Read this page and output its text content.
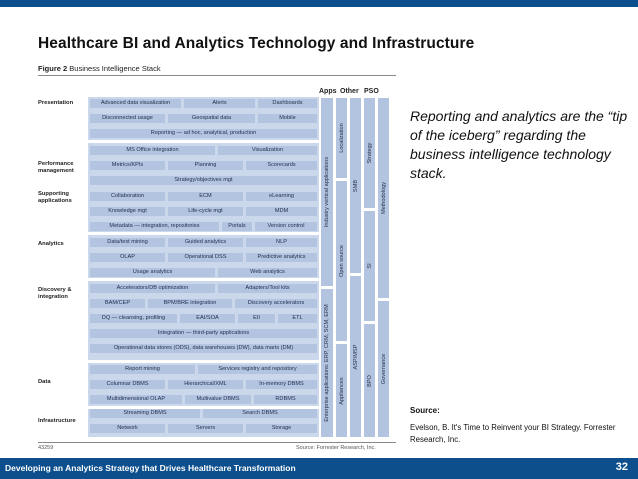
Healthcare BI and Analytics Technology and Infrastructure
Figure 2 Business Intelligence Stack
Apps Other PSO
Presentation
Performance management
Supporting applications
Analytics
Discovery & integration
Data
Infrastructure
Advanced data visualization	Alerts	Dashboards
Disconnected usage	Geospatial data	Mobile
Reporting — ad hoc, analytical, production
MS Office integration	Visualization
Metrics/KPIs	Planning	Scorecards
Strategy/objectives mgt
Collaboration	ECM	eLearning
Knowledge mgt	Life-cycle mgt	MDM
Metadata — integration, repositories	Portals	Version control
Data/text mining	Guided analytics	NLP
OLAP	Operational DSS	Predictive analytics
Usage analytics	Web analytics
Accelerators/DB optimization	Adapters/Tool kits
BAM/CEP	BPM/BRE integration	Discovery accelerators
DQ — cleansing, profiling	EAI/SOA	EII	ETL
Integration — third-party applications
Operational data stores (ODS), data warehouses (DW), data marts (DM)
Report mining	Services registry and repository
Columnar DBMS	Hierarchical/XML	In-memory DBMS
Multidimensional OLAP	Multivalue DBMS	RDBMS
Streaming DBMS	Search DBMS
Network	Servers	Storage
Industry vertical applications
Enterprise applications: ERP, CRM, SCM, ERM
Localization
Open source
Appliances
SMB
ASP/MSP
Strategy
SI
BPO
Methodology
Governance
43259	Source: Forrester Research, Inc.
Reporting and analytics are the “tip of the iceberg” regarding the business intelligence technology stack.
Source:
Evelson, B. It's Time to Reinvent your BI Strategy. Forrester Research, Inc.
Developing an Analytics Strategy that Drives Healthcare Transformation	32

|---|

* [SHORT TASK]: Return all the entries word for word, but omit any pictures they contain.

* [WRITTEN SOLUTION]:
Read this page and output its text content.
Healthcare BI and Analytics Technology and Infrastructure
Figure 2 Business Intelligence Stack
Apps Other PSO
Presentation
Performance management
Supporting applications
Analytics
Discovery & integration
Data
Infrastructure
Advanced data visualization	Alerts	Dashboards
Disconnected usage	Geospatial data	Mobile
Reporting — ad hoc, analytical, production
MS Office integration	Visualization
Metrics/KPIs	Planning	Scorecards
Strategy/objectives mgt
Collaboration	ECM	eLearning
Knowledge mgt	Life-cycle mgt	MDM
Metadata — integration, repositories	Portals	Version control
Data/text mining	Guided analytics	NLP
OLAP	Operational DSS	Predictive analytics
Usage analytics	Web analytics
Accelerators/DB optimization	Adapters/Tool kits
BAM/CEP	BPM/BRE integration	Discovery accelerators
DQ — cleansing, profiling	EAI/SOA	EII	ETL
Integration — third-party applications
Operational data stores (ODS), data warehouses (DW), data marts (DM)
Report mining	Services registry and repository
Columnar DBMS	Hierarchical/XML	In-memory DBMS
Multidimensional OLAP	Multivalue DBMS	RDBMS
Streaming DBMS	Search DBMS
Network	Servers	Storage
Industry vertical applications
Enterprise applications: ERP, CRM, SCM, ERM
Localization
Open source
Appliances
SMB
ASP/MSP
Strategy
SI
BPO
Methodology
Governance
43259	Source: Forrester Research, Inc.
Reporting and analytics are the “tip of the iceberg” regarding the business intelligence technology stack.
Source:
Evelson, B. It's Time to Reinvent your BI Strategy. Forrester Research, Inc.
Developing an Analytics Strategy that Drives Healthcare Transformation	32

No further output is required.